*Stored data*.
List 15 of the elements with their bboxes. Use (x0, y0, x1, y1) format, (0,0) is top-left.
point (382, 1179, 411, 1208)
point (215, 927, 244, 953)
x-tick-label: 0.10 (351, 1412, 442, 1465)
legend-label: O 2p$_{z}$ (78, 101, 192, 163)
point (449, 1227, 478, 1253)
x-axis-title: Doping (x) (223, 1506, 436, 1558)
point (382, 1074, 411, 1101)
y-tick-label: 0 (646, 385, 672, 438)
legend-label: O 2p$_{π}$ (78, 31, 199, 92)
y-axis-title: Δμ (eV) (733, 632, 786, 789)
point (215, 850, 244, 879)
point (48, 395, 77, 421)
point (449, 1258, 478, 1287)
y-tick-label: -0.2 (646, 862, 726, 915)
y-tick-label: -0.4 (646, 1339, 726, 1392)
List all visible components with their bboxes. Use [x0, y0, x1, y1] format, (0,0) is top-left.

==

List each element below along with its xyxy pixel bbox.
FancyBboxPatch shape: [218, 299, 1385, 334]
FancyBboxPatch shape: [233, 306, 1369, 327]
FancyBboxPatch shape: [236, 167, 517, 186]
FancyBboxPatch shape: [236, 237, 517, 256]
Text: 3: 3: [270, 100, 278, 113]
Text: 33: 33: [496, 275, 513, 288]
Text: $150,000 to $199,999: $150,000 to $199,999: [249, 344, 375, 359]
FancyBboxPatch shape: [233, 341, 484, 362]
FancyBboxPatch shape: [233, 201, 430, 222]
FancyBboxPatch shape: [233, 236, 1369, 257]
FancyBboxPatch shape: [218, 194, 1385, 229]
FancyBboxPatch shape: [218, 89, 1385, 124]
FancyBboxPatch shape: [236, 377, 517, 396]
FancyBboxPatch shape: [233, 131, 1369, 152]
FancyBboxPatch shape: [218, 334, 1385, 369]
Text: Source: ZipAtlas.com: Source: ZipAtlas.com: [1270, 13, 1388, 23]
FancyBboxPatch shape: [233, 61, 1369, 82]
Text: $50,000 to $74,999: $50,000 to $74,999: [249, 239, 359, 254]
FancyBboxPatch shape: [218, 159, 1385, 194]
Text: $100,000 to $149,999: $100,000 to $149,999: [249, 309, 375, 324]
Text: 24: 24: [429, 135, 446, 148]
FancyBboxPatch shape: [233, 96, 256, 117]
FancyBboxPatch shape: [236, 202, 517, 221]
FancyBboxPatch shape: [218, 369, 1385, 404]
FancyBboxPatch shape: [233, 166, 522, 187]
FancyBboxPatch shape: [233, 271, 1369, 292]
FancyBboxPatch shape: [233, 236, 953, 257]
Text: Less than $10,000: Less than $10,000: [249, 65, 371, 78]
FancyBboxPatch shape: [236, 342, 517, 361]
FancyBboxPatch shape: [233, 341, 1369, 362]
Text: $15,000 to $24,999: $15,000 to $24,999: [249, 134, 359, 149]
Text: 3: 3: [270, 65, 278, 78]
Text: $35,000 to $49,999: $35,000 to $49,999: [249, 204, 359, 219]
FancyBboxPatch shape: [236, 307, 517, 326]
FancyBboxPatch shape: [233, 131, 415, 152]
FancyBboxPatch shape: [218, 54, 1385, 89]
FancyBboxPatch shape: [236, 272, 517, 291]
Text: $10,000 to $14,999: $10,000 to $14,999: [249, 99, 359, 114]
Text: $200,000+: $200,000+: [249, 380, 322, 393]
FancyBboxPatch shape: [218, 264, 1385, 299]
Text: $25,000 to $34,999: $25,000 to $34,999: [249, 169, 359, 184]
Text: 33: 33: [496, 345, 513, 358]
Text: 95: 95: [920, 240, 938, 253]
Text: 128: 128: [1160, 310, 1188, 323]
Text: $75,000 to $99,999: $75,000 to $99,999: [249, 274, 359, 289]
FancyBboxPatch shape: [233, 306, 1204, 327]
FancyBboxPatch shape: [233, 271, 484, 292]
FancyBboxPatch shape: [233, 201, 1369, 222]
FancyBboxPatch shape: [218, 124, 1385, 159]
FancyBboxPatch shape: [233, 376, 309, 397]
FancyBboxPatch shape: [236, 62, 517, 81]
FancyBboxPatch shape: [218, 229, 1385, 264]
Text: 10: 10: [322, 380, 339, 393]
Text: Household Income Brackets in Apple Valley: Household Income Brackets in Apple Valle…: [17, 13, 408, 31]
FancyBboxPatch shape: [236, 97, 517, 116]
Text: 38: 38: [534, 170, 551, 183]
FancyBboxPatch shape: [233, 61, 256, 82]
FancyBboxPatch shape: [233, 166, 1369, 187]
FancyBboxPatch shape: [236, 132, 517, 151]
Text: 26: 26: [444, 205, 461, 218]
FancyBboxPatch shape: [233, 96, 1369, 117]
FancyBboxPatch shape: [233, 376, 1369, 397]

--

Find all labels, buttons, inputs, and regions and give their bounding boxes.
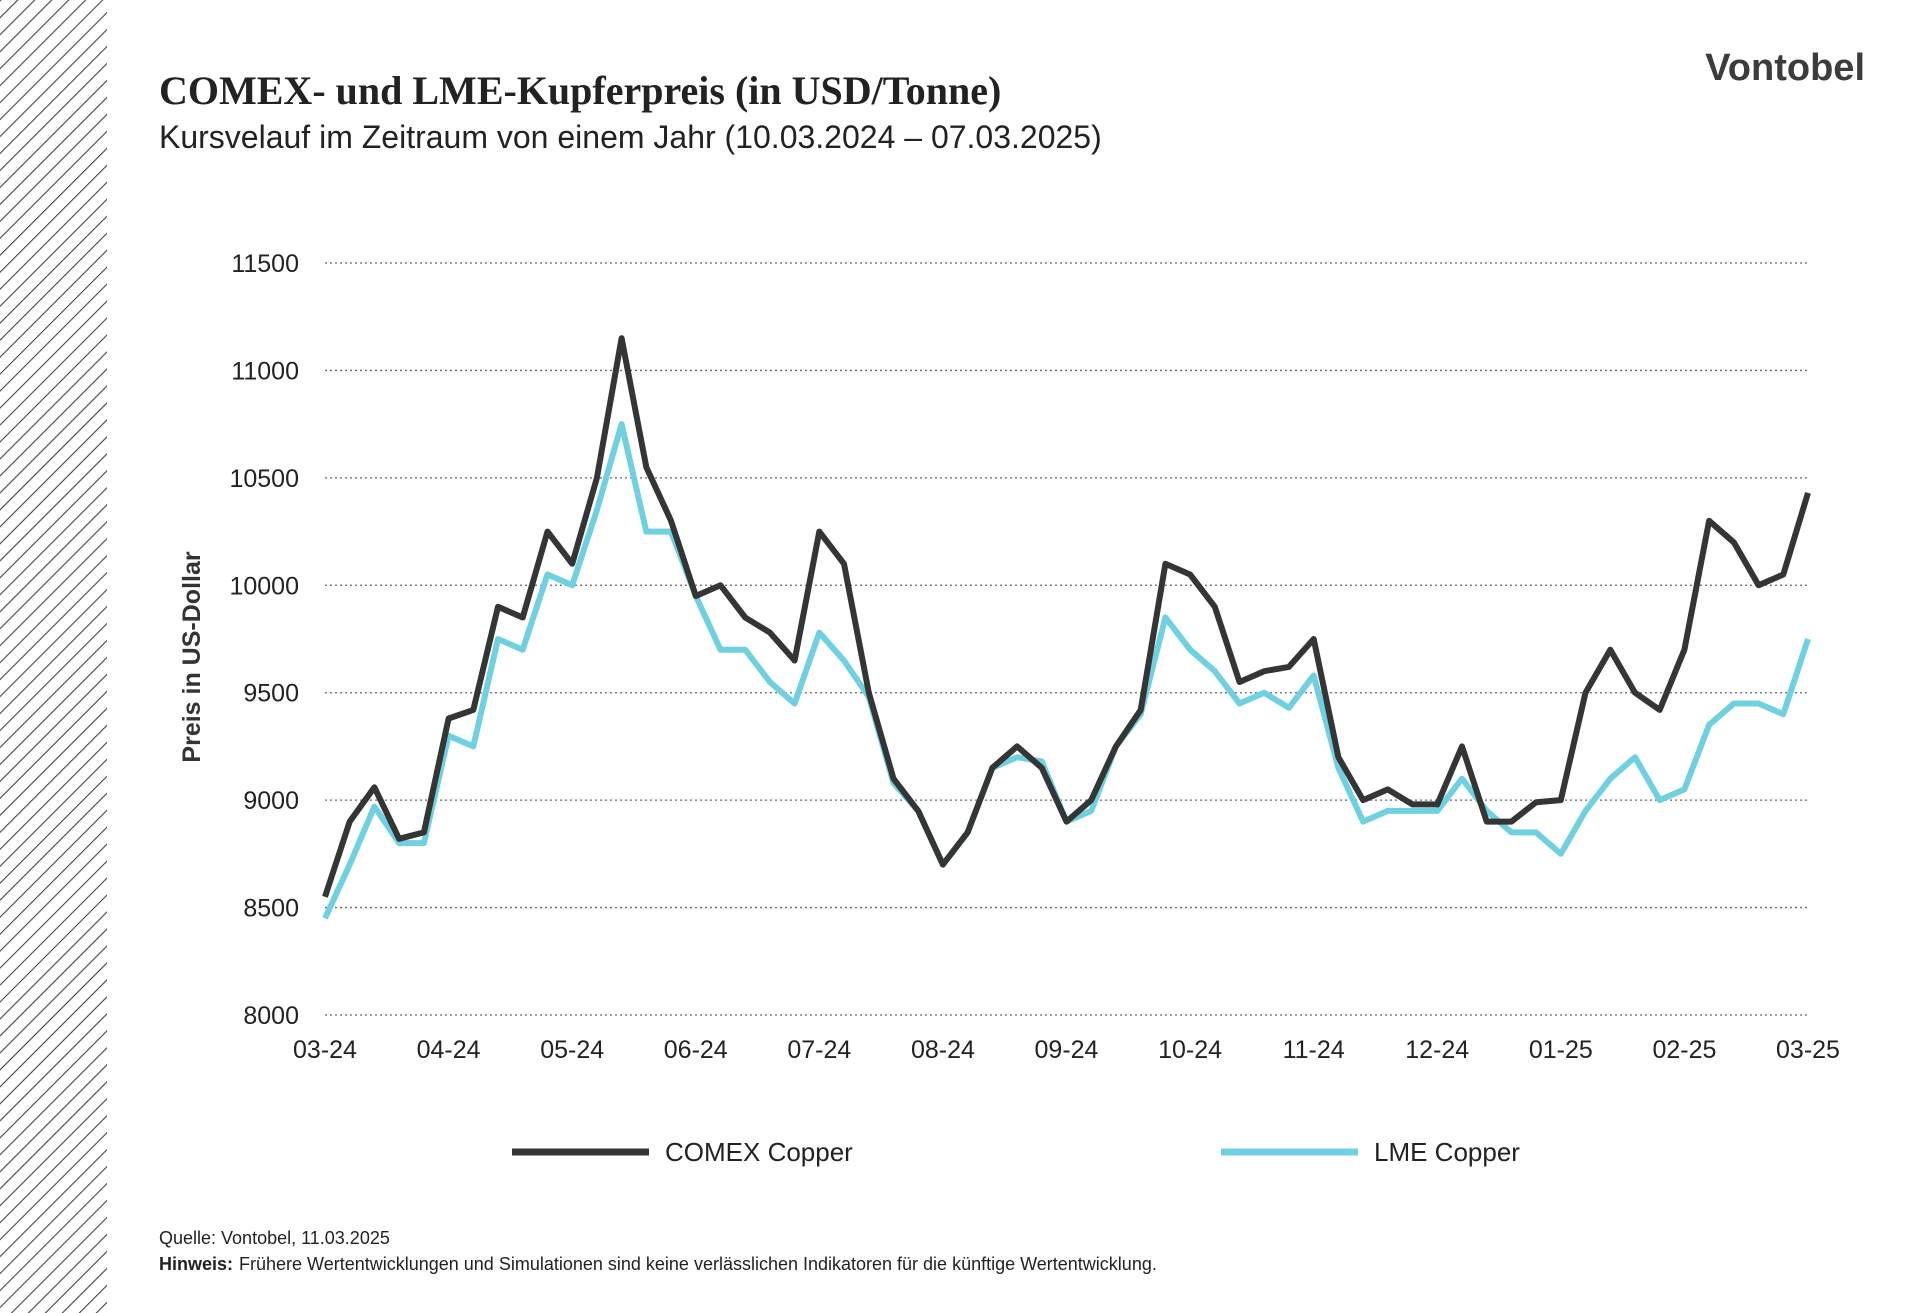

*Goal*. Reproduce the lines of the data above, starting at the line that contains "List each element" and ending with the line that contains "FancyBboxPatch shape: [233, 341, 1369, 362]", both included.

*Task solution*.
List each element below along with its xyxy pixel bbox.
FancyBboxPatch shape: [218, 299, 1385, 334]
FancyBboxPatch shape: [233, 306, 1369, 327]
FancyBboxPatch shape: [236, 167, 517, 186]
FancyBboxPatch shape: [236, 237, 517, 256]
Text: 3: 3: [270, 100, 278, 113]
Text: 33: 33: [496, 275, 513, 288]
Text: $150,000 to $199,999: $150,000 to $199,999: [249, 344, 375, 359]
FancyBboxPatch shape: [233, 341, 484, 362]
FancyBboxPatch shape: [233, 201, 430, 222]
FancyBboxPatch shape: [233, 236, 1369, 257]
FancyBboxPatch shape: [218, 194, 1385, 229]
FancyBboxPatch shape: [218, 89, 1385, 124]
FancyBboxPatch shape: [236, 377, 517, 396]
FancyBboxPatch shape: [233, 131, 1369, 152]
FancyBboxPatch shape: [218, 334, 1385, 369]
Text: Source: ZipAtlas.com: Source: ZipAtlas.com: [1270, 13, 1388, 23]
FancyBboxPatch shape: [233, 61, 1369, 82]
Text: $50,000 to $74,999: $50,000 to $74,999: [249, 239, 359, 254]
FancyBboxPatch shape: [218, 159, 1385, 194]
Text: $100,000 to $149,999: $100,000 to $149,999: [249, 309, 375, 324]
Text: 24: 24: [429, 135, 446, 148]
FancyBboxPatch shape: [233, 96, 256, 117]
FancyBboxPatch shape: [236, 202, 517, 221]
FancyBboxPatch shape: [218, 369, 1385, 404]
FancyBboxPatch shape: [233, 166, 522, 187]
FancyBboxPatch shape: [233, 271, 1369, 292]
FancyBboxPatch shape: [233, 236, 953, 257]
Text: Less than $10,000: Less than $10,000: [249, 65, 371, 78]
FancyBboxPatch shape: [236, 342, 517, 361]
FancyBboxPatch shape: [233, 341, 1369, 362]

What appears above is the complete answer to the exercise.